Work to be completed: Extract all lines in the data that contain the word "axis".

-.-.-

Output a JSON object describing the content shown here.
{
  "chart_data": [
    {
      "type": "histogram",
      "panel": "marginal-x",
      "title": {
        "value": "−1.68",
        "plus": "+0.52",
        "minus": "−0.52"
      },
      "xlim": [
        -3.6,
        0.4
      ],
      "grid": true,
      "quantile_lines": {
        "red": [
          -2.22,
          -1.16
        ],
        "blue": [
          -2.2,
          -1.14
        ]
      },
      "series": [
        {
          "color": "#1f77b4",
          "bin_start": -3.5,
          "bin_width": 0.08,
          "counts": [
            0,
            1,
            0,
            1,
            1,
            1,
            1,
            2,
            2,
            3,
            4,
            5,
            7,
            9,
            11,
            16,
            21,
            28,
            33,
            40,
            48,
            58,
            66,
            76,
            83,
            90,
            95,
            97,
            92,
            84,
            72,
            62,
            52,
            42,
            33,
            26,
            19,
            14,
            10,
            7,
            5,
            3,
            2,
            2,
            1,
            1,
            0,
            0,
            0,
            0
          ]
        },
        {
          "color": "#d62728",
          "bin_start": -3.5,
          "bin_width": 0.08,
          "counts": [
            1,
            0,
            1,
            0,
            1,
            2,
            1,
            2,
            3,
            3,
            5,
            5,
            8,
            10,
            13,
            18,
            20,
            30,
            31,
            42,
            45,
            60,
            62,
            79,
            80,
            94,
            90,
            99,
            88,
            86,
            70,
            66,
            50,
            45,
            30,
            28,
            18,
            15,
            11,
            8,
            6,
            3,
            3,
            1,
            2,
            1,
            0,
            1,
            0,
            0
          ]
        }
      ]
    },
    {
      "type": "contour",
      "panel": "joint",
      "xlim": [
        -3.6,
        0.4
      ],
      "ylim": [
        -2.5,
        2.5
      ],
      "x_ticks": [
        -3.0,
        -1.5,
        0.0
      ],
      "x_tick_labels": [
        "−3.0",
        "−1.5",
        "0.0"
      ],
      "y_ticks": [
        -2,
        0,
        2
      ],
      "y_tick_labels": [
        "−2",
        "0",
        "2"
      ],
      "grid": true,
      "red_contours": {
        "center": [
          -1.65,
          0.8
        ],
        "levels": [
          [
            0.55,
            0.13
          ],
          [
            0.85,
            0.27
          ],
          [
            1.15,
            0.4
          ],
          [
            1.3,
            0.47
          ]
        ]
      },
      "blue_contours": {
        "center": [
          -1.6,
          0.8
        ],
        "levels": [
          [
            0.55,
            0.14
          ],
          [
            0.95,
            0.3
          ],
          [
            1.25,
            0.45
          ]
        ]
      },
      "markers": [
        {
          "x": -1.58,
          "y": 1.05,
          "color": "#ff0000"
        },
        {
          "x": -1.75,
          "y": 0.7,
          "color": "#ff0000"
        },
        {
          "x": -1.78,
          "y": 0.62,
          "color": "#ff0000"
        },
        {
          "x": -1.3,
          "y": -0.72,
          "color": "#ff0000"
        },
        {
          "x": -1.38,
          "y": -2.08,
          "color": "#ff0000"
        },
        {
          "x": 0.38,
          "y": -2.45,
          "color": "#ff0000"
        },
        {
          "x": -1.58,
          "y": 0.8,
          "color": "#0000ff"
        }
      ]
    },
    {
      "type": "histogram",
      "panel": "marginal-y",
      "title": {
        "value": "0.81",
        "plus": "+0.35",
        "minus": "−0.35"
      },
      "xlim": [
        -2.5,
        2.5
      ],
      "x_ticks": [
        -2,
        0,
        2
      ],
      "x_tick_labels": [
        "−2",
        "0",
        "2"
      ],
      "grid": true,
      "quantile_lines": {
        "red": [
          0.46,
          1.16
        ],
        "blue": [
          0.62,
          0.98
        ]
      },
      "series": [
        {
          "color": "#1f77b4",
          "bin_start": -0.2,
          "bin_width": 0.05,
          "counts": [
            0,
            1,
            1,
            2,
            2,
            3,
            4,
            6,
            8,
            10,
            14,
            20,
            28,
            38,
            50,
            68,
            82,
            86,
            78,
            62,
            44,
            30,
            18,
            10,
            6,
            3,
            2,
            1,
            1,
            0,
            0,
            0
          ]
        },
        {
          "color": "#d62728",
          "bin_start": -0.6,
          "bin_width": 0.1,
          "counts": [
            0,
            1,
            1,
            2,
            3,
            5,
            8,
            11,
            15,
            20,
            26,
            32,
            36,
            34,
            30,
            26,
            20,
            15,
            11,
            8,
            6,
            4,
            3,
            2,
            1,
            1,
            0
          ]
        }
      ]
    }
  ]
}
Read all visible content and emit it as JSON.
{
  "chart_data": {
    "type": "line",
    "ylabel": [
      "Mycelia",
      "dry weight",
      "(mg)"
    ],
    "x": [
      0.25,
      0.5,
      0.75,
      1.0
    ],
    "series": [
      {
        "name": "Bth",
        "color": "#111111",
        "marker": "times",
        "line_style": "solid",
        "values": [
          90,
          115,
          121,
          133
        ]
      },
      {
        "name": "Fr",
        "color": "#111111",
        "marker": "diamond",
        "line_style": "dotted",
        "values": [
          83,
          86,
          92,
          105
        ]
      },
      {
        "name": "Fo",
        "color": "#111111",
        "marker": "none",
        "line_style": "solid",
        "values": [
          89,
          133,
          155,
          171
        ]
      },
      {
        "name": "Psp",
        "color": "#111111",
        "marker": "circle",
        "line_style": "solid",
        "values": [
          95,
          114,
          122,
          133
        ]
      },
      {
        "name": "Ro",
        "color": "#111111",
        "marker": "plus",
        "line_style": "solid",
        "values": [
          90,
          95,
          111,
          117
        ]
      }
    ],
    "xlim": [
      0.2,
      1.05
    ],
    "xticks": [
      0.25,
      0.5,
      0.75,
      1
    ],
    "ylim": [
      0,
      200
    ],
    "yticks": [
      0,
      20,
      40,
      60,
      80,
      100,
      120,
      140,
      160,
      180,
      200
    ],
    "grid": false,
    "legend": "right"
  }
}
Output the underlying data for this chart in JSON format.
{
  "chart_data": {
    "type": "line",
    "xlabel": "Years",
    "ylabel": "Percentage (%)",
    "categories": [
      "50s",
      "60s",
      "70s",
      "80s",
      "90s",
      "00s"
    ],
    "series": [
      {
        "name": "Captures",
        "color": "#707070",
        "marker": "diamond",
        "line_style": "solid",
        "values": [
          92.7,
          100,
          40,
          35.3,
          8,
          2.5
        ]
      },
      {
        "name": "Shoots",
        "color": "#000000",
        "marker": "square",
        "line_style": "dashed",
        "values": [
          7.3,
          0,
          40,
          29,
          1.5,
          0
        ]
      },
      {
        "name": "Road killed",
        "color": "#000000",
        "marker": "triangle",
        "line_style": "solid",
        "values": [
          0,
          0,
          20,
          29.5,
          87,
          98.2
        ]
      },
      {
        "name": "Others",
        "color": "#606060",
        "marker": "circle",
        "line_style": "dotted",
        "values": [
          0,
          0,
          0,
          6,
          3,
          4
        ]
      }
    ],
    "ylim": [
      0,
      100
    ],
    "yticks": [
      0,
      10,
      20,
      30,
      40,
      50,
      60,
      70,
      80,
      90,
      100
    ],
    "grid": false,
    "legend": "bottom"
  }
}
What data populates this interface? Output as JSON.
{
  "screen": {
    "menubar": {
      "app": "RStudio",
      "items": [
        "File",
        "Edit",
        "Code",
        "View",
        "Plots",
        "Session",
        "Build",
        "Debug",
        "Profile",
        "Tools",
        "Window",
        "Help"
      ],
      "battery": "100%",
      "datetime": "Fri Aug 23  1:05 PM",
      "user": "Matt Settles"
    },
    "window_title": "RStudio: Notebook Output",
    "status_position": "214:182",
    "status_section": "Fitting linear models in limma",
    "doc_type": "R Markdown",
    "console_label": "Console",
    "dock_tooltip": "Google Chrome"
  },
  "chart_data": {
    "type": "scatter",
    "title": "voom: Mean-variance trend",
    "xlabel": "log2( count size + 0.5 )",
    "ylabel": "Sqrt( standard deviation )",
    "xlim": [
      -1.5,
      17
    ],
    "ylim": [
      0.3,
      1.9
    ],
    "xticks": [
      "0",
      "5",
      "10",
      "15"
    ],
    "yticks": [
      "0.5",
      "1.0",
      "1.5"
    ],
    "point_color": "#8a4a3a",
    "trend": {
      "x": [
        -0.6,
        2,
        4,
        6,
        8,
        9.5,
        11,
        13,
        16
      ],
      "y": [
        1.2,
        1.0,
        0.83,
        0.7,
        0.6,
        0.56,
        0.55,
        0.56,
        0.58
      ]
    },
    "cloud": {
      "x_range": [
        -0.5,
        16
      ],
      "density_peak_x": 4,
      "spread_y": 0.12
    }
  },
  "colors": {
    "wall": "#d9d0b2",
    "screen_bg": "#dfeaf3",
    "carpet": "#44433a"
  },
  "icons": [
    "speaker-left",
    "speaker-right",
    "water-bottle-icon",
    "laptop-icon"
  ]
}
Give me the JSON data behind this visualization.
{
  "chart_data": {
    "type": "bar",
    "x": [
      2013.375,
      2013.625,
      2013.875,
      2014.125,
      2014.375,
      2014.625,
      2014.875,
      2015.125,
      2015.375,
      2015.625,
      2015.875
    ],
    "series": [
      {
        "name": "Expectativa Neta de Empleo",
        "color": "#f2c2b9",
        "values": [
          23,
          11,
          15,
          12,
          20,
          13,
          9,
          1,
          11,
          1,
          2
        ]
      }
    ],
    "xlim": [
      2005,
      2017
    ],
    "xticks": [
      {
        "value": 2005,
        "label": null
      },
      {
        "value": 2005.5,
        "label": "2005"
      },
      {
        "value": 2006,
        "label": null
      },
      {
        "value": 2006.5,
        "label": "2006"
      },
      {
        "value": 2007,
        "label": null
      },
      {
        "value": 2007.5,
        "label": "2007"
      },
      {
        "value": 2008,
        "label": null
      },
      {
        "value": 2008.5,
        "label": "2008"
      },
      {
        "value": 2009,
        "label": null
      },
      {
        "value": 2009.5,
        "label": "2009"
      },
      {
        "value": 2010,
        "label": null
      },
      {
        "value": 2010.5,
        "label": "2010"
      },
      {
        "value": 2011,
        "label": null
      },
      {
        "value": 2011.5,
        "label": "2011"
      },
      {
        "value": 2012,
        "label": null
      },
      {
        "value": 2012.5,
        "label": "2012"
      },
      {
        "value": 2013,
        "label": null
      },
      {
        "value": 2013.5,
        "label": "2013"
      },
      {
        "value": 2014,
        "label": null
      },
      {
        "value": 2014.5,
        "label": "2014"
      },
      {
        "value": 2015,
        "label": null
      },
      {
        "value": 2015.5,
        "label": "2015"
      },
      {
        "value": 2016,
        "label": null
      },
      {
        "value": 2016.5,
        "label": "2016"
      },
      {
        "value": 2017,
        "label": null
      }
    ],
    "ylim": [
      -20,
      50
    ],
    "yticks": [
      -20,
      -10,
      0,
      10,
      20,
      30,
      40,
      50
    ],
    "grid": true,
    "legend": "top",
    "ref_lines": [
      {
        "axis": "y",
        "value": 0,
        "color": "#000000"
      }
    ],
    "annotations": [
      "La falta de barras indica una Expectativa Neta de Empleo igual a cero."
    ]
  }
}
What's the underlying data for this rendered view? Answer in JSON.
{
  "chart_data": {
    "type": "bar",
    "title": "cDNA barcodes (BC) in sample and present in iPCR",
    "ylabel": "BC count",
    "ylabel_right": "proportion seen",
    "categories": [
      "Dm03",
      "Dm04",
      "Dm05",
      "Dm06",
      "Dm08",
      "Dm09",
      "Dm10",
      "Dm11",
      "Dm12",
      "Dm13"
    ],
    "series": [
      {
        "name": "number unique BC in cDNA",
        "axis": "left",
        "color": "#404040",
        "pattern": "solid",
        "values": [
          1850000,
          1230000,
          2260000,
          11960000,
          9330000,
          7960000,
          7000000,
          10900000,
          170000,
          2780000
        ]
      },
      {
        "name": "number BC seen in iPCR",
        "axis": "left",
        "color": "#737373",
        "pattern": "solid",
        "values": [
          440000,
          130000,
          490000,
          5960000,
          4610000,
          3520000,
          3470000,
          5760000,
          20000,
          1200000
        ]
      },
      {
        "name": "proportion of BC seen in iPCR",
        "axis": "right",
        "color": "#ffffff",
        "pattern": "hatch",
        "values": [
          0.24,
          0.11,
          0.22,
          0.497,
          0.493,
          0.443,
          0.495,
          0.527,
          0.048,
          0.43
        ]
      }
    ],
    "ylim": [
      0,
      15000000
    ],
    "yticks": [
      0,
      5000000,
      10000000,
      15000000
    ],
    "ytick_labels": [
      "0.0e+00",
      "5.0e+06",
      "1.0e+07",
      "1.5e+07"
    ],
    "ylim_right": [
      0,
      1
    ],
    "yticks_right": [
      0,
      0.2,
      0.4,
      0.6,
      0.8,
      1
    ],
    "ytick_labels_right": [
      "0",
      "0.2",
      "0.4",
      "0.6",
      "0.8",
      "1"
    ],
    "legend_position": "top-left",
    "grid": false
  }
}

-.-.-

Solution to this exercise:
        "axis": "y",
        "axis": "left",
        "axis": "left",
        "axis": "right",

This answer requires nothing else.